◆ **Short task**:
Your task is to quote the material that follows, in full and exactly.

======== Records for the exercise

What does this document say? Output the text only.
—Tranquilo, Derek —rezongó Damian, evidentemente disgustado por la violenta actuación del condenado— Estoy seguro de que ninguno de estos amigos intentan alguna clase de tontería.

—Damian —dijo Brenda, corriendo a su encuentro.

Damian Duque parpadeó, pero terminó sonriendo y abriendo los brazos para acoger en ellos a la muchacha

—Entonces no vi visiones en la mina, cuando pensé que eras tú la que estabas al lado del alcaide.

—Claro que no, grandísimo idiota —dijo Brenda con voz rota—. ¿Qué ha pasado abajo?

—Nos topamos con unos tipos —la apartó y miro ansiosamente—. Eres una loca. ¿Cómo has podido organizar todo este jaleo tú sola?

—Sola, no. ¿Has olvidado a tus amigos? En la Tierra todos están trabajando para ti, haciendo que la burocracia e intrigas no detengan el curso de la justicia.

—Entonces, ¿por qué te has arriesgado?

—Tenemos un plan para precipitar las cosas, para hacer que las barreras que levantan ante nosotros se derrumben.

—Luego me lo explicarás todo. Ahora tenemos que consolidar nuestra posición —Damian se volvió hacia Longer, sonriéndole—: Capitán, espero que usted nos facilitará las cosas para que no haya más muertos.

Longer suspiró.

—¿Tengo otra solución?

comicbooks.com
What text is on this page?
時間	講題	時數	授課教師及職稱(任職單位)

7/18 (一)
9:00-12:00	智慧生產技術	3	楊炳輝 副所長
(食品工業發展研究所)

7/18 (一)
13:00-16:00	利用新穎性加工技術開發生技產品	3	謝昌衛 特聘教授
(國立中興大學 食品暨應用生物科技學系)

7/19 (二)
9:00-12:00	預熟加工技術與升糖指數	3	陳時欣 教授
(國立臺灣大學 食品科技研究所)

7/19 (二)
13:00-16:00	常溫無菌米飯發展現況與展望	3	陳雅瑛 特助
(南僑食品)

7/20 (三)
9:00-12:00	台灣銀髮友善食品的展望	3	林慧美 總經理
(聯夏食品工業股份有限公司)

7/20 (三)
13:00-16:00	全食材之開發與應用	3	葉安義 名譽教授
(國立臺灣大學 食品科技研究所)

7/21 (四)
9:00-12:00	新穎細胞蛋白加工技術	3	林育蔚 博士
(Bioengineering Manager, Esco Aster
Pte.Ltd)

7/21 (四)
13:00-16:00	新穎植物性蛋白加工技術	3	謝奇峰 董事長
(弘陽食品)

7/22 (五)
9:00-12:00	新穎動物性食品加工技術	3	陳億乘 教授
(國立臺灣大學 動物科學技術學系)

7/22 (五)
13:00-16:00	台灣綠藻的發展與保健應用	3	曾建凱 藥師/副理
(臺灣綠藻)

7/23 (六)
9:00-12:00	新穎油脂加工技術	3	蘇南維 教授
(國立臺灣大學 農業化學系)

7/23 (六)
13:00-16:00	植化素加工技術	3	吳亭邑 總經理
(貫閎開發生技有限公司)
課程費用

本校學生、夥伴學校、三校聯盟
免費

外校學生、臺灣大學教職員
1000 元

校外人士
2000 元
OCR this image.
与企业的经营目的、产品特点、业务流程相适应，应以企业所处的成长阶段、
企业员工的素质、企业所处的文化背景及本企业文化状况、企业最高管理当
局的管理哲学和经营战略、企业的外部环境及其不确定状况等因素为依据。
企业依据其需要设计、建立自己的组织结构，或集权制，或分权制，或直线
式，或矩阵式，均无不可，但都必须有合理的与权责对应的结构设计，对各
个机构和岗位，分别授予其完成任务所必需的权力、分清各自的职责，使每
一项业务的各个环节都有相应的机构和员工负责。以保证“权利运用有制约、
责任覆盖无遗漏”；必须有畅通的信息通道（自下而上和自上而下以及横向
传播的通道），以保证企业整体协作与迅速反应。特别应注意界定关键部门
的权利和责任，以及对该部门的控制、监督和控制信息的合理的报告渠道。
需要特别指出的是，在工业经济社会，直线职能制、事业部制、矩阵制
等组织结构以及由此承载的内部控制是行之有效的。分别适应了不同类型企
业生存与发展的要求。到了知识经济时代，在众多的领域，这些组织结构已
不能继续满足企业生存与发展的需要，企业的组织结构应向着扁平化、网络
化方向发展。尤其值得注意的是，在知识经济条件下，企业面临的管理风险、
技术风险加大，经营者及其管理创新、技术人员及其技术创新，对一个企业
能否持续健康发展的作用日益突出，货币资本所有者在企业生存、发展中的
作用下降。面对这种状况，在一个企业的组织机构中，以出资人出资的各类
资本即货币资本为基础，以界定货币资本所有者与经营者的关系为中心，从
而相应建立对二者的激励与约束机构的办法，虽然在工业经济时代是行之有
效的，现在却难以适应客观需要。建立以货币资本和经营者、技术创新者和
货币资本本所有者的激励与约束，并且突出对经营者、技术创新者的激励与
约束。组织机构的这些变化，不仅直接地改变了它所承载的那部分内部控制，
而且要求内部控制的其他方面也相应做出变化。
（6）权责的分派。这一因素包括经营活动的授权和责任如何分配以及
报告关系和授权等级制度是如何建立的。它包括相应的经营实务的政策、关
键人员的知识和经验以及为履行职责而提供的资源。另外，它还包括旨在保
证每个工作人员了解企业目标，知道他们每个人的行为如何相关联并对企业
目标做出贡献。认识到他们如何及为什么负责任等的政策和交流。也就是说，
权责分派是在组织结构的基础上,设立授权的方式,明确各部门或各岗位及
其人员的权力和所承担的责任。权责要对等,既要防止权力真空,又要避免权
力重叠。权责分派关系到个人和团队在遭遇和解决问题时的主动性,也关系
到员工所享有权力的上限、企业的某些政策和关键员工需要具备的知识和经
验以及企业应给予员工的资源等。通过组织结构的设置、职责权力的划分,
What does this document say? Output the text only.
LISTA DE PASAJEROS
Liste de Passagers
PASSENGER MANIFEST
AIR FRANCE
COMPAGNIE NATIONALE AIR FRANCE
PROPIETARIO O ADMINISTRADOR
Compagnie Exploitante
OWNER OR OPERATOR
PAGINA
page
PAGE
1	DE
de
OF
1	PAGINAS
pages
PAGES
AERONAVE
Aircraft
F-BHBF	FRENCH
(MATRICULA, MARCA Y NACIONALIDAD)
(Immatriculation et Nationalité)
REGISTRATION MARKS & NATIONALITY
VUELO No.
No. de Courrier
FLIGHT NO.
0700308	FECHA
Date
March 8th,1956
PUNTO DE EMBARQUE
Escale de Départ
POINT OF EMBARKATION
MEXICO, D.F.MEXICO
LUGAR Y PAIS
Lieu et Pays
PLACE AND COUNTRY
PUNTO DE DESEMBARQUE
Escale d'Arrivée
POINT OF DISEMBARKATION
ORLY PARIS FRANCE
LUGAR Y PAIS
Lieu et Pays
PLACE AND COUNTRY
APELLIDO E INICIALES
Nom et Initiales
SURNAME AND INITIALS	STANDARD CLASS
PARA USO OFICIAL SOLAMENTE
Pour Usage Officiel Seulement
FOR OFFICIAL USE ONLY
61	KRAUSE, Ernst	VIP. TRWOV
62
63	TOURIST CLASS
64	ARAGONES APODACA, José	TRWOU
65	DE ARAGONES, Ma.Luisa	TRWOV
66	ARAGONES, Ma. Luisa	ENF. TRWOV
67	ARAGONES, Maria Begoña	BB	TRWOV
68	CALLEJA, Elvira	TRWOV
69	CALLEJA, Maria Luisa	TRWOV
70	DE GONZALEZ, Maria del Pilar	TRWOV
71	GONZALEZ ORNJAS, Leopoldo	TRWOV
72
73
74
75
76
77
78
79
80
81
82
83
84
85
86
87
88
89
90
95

================

◆ **The reply**:
What does this document say? Output the text only.
—Tranquilo, Derek —rezongó Damian, evidentemente disgustado por la violenta actuación del condenado— Estoy seguro de que ninguno de estos amigos intentan alguna clase de tontería.

—Damian —dijo Brenda, corriendo a su encuentro.

Damian Duque parpadeó, pero terminó sonriendo y abriendo los brazos para acoger en ellos a la muchacha

—Entonces no vi visiones en la mina, cuando pensé que eras tú la que estabas al lado del alcaide.

—Claro que no, grandísimo idiota —dijo Brenda con voz rota—. ¿Qué ha pasado abajo?

—Nos topamos con unos tipos —la apartó y miro ansiosamente—. Eres una loca. ¿Cómo has podido organizar todo este jaleo tú sola?

—Sola, no. ¿Has olvidado a tus amigos? En la Tierra todos están trabajando para ti, haciendo que la burocracia e intrigas no detengan el curso de la justicia.

—Entonces, ¿por qué te has arriesgado?

—Tenemos un plan para precipitar las cosas, para hacer que las barreras que levantan ante nosotros se derrumben.

—Luego me lo explicarás todo. Ahora tenemos que consolidar nuestra posición —Damian se volvió hacia Longer, sonriéndole—: Capitán, espero que usted nos facilitará las cosas para que no haya más muertos.

Longer suspiró.

—¿Tengo otra solución?

comicbooks.com
What text is on this page?
時間	講題	時數	授課教師及職稱(任職單位)

7/18 (一)
9:00-12:00	智慧生產技術	3	楊炳輝 副所長
(食品工業發展研究所)

7/18 (一)
13:00-16:00	利用新穎性加工技術開發生技產品	3	謝昌衛 特聘教授
(國立中興大學 食品暨應用生物科技學系)

7/19 (二)
9:00-12:00	預熟加工技術與升糖指數	3	陳時欣 教授
(國立臺灣大學 食品科技研究所)

7/19 (二)
13:00-16:00	常溫無菌米飯發展現況與展望	3	陳雅瑛 特助
(南僑食品)

7/20 (三)
9:00-12:00	台灣銀髮友善食品的展望	3	林慧美 總經理
(聯夏食品工業股份有限公司)

7/20 (三)
13:00-16:00	全食材之開發與應用	3	葉安義 名譽教授
(國立臺灣大學 食品科技研究所)

7/21 (四)
9:00-12:00	新穎細胞蛋白加工技術	3	林育蔚 博士
(Bioengineering Manager, Esco Aster
Pte.Ltd)

7/21 (四)
13:00-16:00	新穎植物性蛋白加工技術	3	謝奇峰 董事長
(弘陽食品)

7/22 (五)
9:00-12:00	新穎動物性食品加工技術	3	陳億乘 教授
(國立臺灣大學 動物科學技術學系)

7/22 (五)
13:00-16:00	台灣綠藻的發展與保健應用	3	曾建凱 藥師/副理
(臺灣綠藻)

7/23 (六)
9:00-12:00	新穎油脂加工技術	3	蘇南維 教授
(國立臺灣大學 農業化學系)

7/23 (六)
13:00-16:00	植化素加工技術	3	吳亭邑 總經理
(貫閎開發生技有限公司)
課程費用

本校學生、夥伴學校、三校聯盟
免費

外校學生、臺灣大學教職員
1000 元

校外人士
2000 元
OCR this image.
与企业的经营目的、产品特点、业务流程相适应，应以企业所处的成长阶段、
企业员工的素质、企业所处的文化背景及本企业文化状况、企业最高管理当
局的管理哲学和经营战略、企业的外部环境及其不确定状况等因素为依据。
企业依据其需要设计、建立自己的组织结构，或集权制，或分权制，或直线
式，或矩阵式，均无不可，但都必须有合理的与权责对应的结构设计，对各
个机构和岗位，分别授予其完成任务所必需的权力、分清各自的职责，使每
一项业务的各个环节都有相应的机构和员工负责。以保证“权利运用有制约、
责任覆盖无遗漏”；必须有畅通的信息通道（自下而上和自上而下以及横向
传播的通道），以保证企业整体协作与迅速反应。特别应注意界定关键部门
的权利和责任，以及对该部门的控制、监督和控制信息的合理的报告渠道。
需要特别指出的是，在工业经济社会，直线职能制、事业部制、矩阵制
等组织结构以及由此承载的内部控制是行之有效的。分别适应了不同类型企
业生存与发展的要求。到了知识经济时代，在众多的领域，这些组织结构已
不能继续满足企业生存与发展的需要，企业的组织结构应向着扁平化、网络
化方向发展。尤其值得注意的是，在知识经济条件下，企业面临的管理风险、
技术风险加大，经营者及其管理创新、技术人员及其技术创新，对一个企业
能否持续健康发展的作用日益突出，货币资本所有者在企业生存、发展中的
作用下降。面对这种状况，在一个企业的组织机构中，以出资人出资的各类
资本即货币资本为基础，以界定货币资本所有者与经营者的关系为中心，从
而相应建立对二者的激励与约束机构的办法，虽然在工业经济时代是行之有
效的，现在却难以适应客观需要。建立以货币资本和经营者、技术创新者和
货币资本本所有者的激励与约束，并且突出对经营者、技术创新者的激励与
约束。组织机构的这些变化，不仅直接地改变了它所承载的那部分内部控制，
而且要求内部控制的其他方面也相应做出变化。
（6）权责的分派。这一因素包括经营活动的授权和责任如何分配以及
报告关系和授权等级制度是如何建立的。它包括相应的经营实务的政策、关
键人员的知识和经验以及为履行职责而提供的资源。另外，它还包括旨在保
证每个工作人员了解企业目标，知道他们每个人的行为如何相关联并对企业
目标做出贡献。认识到他们如何及为什么负责任等的政策和交流。也就是说，
权责分派是在组织结构的基础上,设立授权的方式,明确各部门或各岗位及
其人员的权力和所承担的责任。权责要对等,既要防止权力真空,又要避免权
力重叠。权责分派关系到个人和团队在遭遇和解决问题时的主动性,也关系
到员工所享有权力的上限、企业的某些政策和关键员工需要具备的知识和经
验以及企业应给予员工的资源等。通过组织结构的设置、职责权力的划分,
What does this document say? Output the text only.
LISTA DE PASAJEROS
Liste de Passagers
PASSENGER MANIFEST
AIR FRANCE
COMPAGNIE NATIONALE AIR FRANCE
PROPIETARIO O ADMINISTRADOR
Compagnie Exploitante
OWNER OR OPERATOR
PAGINA
page
PAGE
1	DE
de
OF
1	PAGINAS
pages
PAGES
AERONAVE
Aircraft
F-BHBF	FRENCH
(MATRICULA, MARCA Y NACIONALIDAD)
(Immatriculation et Nationalité)
REGISTRATION MARKS & NATIONALITY
VUELO No.
No. de Courrier
FLIGHT NO.
0700308	FECHA
Date
March 8th,1956
PUNTO DE EMBARQUE
Escale de Départ
POINT OF EMBARKATION
MEXICO, D.F.MEXICO
LUGAR Y PAIS
Lieu et Pays
PLACE AND COUNTRY
PUNTO DE DESEMBARQUE
Escale d'Arrivée
POINT OF DISEMBARKATION
ORLY PARIS FRANCE
LUGAR Y PAIS
Lieu et Pays
PLACE AND COUNTRY
APELLIDO E INICIALES
Nom et Initiales
SURNAME AND INITIALS	STANDARD CLASS
PARA USO OFICIAL SOLAMENTE
Pour Usage Officiel Seulement
FOR OFFICIAL USE ONLY
61	KRAUSE, Ernst	VIP. TRWOV
62
63	TOURIST CLASS
64	ARAGONES APODACA, José	TRWOU
65	DE ARAGONES, Ma.Luisa	TRWOV
66	ARAGONES, Ma. Luisa	ENF. TRWOV
67	ARAGONES, Maria Begoña	BB	TRWOV
68	CALLEJA, Elvira	TRWOV
69	CALLEJA, Maria Luisa	TRWOV
70	DE GONZALEZ, Maria del Pilar	TRWOV
71	GONZALEZ ORNJAS, Leopoldo	TRWOV
72
73
74
75
76
77
78
79
80
81
82
83
84
85
86
87
88
89
90
95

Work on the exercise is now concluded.